Dataset listings of figures:

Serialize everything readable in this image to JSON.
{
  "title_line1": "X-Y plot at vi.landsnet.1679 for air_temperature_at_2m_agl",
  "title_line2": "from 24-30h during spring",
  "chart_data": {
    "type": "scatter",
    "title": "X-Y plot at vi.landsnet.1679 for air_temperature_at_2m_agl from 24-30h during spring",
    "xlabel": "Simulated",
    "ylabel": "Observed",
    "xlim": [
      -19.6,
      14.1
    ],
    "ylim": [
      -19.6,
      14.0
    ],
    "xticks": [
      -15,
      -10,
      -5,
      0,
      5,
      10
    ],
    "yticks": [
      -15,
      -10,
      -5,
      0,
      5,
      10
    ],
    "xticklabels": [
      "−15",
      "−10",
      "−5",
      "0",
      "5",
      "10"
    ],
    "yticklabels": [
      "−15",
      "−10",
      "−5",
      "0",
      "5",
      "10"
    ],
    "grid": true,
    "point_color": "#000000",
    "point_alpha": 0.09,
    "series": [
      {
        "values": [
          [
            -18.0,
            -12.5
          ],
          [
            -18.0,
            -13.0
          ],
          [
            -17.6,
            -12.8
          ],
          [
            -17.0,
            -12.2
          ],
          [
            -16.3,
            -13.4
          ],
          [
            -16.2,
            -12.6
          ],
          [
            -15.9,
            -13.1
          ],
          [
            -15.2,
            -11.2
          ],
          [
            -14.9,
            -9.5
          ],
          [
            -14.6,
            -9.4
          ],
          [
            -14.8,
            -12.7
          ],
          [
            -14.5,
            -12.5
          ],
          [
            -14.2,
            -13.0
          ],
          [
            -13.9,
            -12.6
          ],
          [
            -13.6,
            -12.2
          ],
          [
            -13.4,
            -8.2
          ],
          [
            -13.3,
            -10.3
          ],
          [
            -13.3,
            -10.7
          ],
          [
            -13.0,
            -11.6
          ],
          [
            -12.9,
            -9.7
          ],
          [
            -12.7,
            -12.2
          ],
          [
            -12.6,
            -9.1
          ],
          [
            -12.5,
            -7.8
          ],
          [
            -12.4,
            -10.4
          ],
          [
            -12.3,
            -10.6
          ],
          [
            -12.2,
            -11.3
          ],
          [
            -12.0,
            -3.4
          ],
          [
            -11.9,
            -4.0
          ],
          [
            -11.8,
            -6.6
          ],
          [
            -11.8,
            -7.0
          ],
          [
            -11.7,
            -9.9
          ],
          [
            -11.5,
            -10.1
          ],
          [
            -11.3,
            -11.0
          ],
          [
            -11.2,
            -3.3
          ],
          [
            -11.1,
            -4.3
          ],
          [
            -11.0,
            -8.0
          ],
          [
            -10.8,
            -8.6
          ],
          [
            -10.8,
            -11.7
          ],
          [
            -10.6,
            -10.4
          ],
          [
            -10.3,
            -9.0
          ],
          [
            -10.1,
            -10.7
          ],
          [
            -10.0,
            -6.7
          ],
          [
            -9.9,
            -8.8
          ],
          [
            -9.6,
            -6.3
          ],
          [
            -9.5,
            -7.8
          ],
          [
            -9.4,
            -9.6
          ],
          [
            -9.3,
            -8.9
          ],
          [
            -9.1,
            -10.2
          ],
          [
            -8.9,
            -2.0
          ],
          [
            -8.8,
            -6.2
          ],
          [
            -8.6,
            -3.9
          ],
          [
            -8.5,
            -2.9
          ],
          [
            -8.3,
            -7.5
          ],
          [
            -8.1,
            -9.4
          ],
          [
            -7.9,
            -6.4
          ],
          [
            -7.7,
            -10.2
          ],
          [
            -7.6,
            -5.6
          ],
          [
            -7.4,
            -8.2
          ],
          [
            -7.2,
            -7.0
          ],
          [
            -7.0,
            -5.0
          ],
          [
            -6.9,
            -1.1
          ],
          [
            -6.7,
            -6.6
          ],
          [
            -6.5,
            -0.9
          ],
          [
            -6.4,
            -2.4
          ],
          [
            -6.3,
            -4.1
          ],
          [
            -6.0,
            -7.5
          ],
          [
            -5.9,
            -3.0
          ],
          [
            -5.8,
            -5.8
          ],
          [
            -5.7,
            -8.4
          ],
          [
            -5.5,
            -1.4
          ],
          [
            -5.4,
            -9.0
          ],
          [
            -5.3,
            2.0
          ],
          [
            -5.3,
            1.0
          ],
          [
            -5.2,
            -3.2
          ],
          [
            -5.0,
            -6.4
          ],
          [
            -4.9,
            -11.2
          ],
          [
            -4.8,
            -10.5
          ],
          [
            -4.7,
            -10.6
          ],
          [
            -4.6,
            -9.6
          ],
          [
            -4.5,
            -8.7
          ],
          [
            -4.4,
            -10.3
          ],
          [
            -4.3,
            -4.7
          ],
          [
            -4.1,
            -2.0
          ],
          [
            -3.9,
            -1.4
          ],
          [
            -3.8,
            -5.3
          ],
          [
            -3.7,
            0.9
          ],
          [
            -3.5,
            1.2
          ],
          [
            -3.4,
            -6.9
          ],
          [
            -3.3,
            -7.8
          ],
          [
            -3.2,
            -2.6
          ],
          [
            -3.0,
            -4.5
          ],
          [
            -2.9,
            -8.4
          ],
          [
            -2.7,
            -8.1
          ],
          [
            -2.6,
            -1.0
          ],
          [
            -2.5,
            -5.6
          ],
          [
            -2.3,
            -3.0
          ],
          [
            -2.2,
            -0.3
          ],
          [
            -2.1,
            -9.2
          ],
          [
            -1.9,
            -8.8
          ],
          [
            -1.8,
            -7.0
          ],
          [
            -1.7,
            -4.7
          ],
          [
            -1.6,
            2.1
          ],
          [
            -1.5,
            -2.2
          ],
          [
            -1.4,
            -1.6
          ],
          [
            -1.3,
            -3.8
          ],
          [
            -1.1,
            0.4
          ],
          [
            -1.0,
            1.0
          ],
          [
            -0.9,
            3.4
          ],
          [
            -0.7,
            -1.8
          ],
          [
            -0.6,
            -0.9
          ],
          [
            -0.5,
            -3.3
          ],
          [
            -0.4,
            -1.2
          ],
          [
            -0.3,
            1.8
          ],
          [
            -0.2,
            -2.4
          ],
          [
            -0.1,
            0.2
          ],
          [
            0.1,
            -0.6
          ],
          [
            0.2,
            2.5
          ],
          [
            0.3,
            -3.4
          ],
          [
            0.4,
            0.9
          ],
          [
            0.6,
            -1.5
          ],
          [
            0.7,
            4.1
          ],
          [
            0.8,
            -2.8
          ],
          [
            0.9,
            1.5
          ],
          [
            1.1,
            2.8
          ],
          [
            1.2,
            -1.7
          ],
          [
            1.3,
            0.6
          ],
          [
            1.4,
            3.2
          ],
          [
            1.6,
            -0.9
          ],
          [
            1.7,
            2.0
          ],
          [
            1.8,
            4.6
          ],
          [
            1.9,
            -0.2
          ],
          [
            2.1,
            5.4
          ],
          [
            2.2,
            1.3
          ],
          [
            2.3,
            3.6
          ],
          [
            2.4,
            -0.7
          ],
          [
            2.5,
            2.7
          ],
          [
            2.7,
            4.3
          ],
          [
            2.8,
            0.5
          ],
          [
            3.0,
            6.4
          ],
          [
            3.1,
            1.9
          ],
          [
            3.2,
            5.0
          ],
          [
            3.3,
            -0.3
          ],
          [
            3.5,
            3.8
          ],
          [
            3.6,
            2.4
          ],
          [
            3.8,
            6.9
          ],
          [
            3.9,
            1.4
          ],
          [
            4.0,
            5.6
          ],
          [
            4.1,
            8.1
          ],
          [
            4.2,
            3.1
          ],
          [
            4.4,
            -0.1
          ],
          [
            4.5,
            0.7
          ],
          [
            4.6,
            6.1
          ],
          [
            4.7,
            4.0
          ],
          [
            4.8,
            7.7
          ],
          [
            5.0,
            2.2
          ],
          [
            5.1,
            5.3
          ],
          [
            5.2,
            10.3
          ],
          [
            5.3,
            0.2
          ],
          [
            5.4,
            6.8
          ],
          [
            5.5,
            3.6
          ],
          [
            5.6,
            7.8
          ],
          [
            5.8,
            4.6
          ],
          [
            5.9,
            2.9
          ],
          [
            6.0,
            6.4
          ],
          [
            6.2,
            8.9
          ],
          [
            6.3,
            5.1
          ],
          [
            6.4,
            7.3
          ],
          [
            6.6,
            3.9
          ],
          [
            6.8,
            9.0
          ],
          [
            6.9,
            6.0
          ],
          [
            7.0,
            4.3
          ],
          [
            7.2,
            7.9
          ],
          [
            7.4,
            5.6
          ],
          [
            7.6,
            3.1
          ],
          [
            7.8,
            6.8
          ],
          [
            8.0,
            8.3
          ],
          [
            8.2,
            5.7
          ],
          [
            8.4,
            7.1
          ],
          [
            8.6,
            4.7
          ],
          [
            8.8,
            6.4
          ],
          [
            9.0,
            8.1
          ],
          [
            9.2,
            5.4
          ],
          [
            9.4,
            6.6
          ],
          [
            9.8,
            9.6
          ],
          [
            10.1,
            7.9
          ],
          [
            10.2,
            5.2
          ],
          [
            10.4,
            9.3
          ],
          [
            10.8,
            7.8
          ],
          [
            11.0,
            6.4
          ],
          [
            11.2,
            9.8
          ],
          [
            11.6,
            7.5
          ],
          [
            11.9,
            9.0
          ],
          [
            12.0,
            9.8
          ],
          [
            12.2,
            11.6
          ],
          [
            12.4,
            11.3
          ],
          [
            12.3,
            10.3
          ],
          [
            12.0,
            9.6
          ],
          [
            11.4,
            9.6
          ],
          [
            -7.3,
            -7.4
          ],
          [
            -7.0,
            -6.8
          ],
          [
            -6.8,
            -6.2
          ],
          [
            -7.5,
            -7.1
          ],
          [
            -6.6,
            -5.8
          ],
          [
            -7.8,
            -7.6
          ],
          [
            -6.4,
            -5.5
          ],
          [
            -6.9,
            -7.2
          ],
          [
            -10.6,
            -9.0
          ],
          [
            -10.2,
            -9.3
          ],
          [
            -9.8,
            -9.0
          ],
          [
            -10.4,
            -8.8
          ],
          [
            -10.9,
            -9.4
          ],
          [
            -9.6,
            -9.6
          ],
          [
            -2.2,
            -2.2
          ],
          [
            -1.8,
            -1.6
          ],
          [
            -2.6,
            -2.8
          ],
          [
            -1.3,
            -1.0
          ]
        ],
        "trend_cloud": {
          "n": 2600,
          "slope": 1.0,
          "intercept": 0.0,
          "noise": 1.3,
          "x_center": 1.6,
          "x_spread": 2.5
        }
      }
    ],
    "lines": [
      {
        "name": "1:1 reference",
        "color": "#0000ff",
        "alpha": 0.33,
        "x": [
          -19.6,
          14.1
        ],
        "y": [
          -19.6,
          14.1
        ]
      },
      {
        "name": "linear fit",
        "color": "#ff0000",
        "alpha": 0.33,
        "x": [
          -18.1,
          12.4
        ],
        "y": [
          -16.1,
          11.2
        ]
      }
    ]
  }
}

REQUEST - Locate all lines holding the word "from", then copy them out.

FINISHED ANSWER -
  "title_line2": "from 24-30h during spring",
    "title": "X-Y plot at vi.landsnet.1679 for air_temperature_at_2m_agl from 24-30h during spring",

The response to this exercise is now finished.